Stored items
(begin)
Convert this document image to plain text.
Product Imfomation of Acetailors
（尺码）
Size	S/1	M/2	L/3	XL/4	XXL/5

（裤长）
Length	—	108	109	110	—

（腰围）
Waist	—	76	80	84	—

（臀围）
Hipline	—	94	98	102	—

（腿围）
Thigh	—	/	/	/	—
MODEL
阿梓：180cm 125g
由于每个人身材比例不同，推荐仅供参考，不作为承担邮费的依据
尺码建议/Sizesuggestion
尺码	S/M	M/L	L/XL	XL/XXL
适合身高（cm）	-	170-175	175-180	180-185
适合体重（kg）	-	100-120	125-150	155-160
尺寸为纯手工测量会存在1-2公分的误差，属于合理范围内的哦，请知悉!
(end)
(begin)
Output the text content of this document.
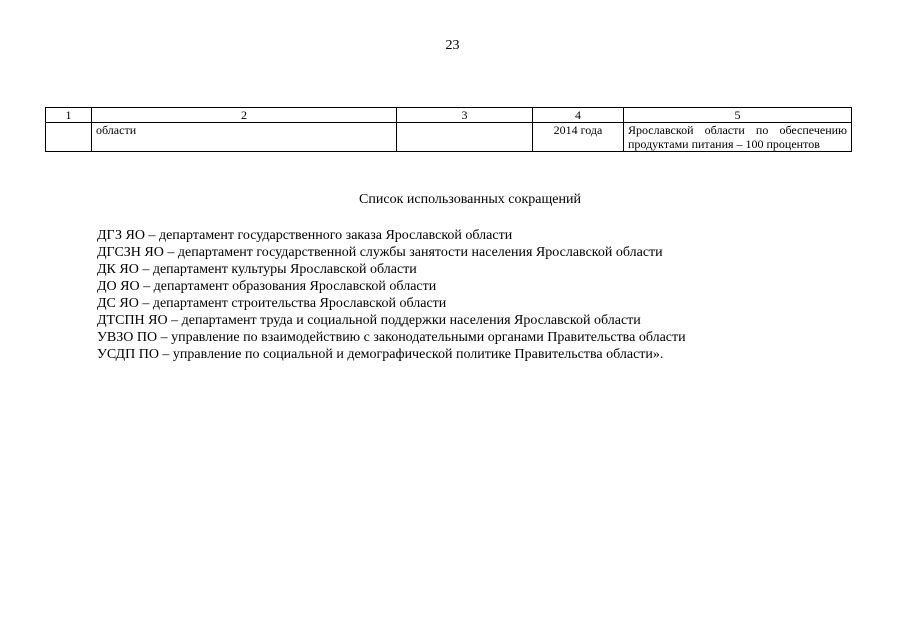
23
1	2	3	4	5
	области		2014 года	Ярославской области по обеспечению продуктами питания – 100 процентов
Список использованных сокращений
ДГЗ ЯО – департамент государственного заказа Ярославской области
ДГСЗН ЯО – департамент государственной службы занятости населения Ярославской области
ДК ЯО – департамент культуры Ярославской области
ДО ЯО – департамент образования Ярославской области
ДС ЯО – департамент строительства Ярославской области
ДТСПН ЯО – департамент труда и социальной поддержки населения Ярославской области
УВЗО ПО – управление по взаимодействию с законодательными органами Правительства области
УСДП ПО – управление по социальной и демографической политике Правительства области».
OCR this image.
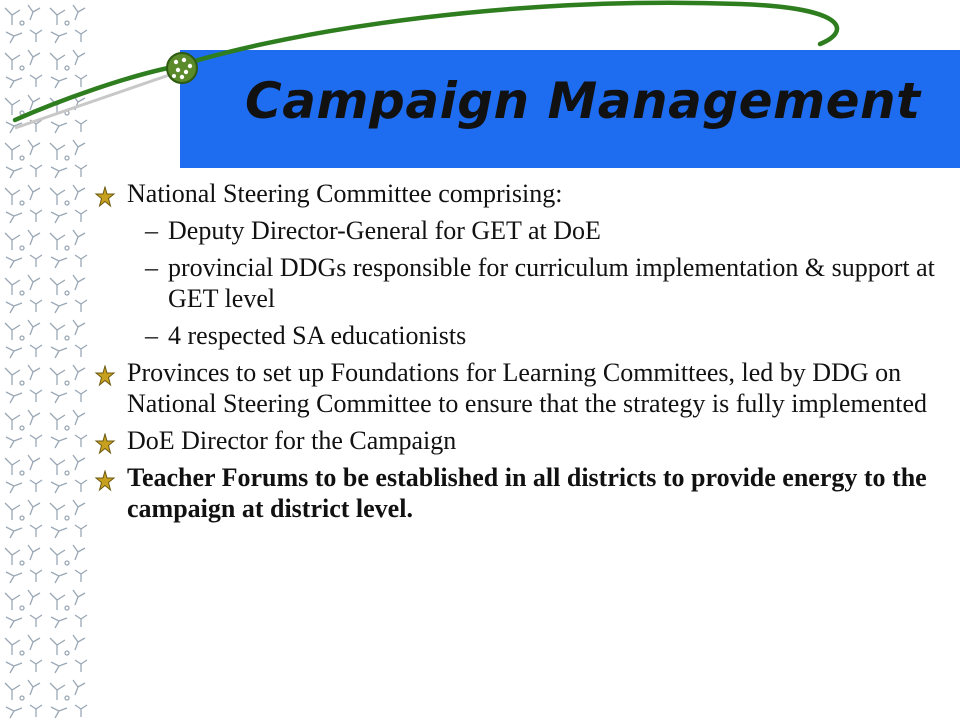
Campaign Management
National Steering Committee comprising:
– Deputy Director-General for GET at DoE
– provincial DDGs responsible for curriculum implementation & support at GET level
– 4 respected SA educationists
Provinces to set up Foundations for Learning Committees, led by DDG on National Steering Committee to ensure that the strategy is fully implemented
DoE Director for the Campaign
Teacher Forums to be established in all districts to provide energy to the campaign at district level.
(end)
(begin)
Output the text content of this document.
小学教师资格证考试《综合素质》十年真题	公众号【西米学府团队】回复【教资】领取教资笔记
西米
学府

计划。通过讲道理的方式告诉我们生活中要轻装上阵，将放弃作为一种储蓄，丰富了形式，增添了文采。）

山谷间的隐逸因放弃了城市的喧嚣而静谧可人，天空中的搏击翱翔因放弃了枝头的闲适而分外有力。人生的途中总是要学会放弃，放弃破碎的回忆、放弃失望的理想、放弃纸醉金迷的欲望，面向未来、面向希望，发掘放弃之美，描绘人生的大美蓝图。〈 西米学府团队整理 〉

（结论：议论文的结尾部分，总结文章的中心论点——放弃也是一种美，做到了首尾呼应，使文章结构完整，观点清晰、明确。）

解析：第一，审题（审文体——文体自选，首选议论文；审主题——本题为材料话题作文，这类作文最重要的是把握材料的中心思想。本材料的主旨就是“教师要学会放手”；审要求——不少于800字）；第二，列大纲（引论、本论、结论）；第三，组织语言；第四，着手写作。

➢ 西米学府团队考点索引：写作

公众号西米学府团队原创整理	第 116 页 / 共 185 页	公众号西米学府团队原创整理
(end)
WHAT IS NEEDED: Pull out all lines from the entries above that include the word "Director".

RESULT OF THIS EXERCISE:
– Deputy Director-General for GET at DoE
DoE Director for the Campaign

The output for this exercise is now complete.